Extracted records

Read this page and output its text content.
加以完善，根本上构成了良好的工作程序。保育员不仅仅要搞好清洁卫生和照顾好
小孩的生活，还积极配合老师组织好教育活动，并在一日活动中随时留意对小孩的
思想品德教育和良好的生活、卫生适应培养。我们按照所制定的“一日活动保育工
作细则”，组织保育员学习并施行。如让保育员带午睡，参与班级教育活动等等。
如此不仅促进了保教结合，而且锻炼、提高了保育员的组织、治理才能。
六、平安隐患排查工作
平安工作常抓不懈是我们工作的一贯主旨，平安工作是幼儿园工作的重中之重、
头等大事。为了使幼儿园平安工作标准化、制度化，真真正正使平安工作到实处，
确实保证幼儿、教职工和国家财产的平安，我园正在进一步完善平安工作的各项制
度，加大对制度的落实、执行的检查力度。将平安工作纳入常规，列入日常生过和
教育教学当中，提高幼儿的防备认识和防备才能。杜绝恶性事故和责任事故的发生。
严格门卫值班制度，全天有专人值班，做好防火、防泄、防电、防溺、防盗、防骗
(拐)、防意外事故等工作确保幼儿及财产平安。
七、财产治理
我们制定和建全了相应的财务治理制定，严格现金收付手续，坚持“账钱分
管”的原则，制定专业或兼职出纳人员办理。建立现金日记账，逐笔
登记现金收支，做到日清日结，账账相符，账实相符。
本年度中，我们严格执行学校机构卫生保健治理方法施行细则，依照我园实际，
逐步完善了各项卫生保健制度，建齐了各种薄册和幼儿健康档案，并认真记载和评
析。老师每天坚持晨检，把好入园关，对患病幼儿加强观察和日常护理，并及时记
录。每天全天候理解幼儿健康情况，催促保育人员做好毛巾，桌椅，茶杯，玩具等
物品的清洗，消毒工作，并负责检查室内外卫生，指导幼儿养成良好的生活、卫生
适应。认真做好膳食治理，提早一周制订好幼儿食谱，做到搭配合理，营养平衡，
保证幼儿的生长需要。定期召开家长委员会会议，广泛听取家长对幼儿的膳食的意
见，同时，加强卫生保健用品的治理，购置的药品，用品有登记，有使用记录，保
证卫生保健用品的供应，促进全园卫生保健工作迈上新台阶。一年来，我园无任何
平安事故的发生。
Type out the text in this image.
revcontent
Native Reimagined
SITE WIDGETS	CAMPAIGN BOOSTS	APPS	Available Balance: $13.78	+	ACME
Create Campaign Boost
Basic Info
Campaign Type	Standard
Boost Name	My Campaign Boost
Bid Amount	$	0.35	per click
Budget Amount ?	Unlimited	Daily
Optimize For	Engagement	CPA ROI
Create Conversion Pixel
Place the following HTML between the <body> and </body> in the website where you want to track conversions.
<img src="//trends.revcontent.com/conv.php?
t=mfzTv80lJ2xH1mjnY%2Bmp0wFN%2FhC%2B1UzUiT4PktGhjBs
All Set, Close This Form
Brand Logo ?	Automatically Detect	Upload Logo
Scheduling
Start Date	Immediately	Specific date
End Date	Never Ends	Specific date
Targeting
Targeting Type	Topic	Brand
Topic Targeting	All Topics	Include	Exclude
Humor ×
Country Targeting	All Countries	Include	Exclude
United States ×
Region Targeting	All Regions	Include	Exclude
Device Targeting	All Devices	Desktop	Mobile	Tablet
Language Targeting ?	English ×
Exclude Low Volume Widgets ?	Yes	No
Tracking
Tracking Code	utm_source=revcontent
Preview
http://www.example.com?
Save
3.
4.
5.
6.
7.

### Goal
Return each line of the listing that holds the string "Type".

### Task result
Type out the text in this image.
Campaign Type	Standard
Targeting Type	Topic	Brand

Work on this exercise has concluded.